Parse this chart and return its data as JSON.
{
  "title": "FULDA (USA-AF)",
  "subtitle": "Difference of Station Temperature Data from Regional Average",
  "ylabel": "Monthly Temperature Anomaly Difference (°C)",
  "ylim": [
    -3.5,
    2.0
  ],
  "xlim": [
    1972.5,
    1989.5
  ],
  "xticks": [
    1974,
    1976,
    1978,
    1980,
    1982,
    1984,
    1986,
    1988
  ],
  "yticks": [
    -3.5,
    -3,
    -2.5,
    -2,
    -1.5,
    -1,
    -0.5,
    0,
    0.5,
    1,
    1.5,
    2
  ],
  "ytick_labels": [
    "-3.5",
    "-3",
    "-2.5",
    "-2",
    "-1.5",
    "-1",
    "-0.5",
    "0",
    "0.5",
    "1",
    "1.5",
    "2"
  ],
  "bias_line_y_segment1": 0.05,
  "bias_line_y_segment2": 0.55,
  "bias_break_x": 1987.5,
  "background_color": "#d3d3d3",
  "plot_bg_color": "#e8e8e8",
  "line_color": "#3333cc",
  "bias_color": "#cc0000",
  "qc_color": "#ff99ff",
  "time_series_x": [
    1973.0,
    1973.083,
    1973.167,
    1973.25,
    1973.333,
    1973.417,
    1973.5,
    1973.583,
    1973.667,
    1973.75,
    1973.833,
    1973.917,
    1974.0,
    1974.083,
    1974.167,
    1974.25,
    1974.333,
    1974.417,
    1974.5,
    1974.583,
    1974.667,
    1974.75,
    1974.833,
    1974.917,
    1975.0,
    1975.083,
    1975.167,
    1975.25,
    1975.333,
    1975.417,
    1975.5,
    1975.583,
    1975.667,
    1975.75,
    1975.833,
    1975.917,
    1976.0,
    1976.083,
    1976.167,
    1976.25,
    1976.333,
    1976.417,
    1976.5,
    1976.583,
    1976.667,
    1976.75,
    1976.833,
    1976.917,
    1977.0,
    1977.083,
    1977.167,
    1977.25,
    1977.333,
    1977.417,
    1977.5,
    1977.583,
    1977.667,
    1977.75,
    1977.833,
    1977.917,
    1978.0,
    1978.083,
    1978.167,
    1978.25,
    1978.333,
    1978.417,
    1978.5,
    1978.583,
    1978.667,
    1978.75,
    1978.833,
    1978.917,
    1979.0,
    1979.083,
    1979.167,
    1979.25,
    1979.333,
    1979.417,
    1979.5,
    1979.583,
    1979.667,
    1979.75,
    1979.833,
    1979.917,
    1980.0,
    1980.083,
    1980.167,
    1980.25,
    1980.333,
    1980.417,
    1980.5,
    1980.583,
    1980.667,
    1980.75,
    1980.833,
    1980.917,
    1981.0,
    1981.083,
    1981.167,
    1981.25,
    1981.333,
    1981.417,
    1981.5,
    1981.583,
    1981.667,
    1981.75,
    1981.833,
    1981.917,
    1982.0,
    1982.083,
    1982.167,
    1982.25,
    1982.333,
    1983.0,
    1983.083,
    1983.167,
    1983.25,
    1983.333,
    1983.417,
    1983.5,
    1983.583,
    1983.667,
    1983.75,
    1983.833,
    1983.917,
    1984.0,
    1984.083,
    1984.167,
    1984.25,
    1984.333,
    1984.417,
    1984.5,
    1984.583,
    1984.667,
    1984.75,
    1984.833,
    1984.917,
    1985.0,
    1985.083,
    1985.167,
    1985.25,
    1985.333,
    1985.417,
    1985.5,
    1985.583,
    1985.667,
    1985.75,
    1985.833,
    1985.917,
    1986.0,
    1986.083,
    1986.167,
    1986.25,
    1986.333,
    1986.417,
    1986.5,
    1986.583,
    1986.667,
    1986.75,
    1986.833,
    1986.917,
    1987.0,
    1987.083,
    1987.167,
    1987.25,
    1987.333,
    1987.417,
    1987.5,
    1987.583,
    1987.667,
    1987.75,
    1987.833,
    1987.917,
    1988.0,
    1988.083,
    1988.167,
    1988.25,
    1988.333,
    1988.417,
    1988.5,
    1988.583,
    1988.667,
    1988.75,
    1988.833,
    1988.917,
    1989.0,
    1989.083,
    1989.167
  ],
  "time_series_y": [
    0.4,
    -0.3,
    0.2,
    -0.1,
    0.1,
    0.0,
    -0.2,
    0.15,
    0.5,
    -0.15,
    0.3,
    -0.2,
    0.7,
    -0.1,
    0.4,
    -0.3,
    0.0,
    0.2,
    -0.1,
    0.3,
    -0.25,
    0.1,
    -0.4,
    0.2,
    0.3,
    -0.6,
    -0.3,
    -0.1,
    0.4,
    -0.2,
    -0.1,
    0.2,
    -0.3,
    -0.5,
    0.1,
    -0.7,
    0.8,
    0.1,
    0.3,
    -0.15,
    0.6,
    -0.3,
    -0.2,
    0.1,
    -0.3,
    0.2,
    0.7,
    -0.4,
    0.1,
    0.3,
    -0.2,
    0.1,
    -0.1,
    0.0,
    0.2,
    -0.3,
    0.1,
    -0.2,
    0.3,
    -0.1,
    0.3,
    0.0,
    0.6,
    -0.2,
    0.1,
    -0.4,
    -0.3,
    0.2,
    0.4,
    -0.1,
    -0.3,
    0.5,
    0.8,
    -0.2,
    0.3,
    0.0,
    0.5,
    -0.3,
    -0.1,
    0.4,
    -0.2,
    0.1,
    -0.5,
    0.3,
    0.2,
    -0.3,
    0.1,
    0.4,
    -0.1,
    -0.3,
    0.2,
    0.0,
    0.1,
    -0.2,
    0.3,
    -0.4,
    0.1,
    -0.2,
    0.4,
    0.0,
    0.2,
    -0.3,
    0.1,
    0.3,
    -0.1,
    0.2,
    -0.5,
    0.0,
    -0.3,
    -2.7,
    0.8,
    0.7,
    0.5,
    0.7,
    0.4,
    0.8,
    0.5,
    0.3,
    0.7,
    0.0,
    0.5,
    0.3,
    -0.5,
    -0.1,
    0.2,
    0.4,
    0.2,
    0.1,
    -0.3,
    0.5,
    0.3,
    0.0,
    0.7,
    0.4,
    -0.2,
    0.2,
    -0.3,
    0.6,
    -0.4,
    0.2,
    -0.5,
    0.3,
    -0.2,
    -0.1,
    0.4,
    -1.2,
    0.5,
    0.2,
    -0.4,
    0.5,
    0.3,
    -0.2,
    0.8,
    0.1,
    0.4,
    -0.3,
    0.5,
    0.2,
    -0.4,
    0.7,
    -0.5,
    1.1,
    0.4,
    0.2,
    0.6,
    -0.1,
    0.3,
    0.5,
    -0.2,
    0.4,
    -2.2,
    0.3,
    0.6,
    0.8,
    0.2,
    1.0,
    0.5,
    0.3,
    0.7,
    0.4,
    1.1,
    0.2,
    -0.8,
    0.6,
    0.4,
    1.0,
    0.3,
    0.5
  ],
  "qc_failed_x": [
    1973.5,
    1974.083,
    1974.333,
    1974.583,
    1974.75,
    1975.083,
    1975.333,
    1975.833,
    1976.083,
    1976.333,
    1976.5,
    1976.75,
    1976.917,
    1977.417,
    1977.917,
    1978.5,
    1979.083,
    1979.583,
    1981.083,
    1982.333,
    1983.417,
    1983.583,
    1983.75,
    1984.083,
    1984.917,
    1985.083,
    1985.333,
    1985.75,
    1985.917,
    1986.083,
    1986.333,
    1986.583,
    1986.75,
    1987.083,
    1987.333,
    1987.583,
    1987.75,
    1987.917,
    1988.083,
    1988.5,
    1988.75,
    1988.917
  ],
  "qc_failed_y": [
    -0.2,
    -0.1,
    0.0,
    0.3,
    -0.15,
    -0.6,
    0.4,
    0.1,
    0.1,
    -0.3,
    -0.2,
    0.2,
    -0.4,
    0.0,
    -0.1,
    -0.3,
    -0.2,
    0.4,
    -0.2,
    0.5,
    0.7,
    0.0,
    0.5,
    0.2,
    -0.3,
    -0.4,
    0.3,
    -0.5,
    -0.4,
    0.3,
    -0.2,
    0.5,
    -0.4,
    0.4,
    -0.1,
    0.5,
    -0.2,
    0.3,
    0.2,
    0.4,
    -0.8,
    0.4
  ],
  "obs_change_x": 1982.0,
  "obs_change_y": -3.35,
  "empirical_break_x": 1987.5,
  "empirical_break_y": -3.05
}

**********

Only lines with "Temperature" are wanted here; list each of them.

◆ **Solution to this exercise**:
  "subtitle": "Difference of Station Temperature Data from Regional Average",
  "ylabel": "Monthly Temperature Anomaly Difference (°C)",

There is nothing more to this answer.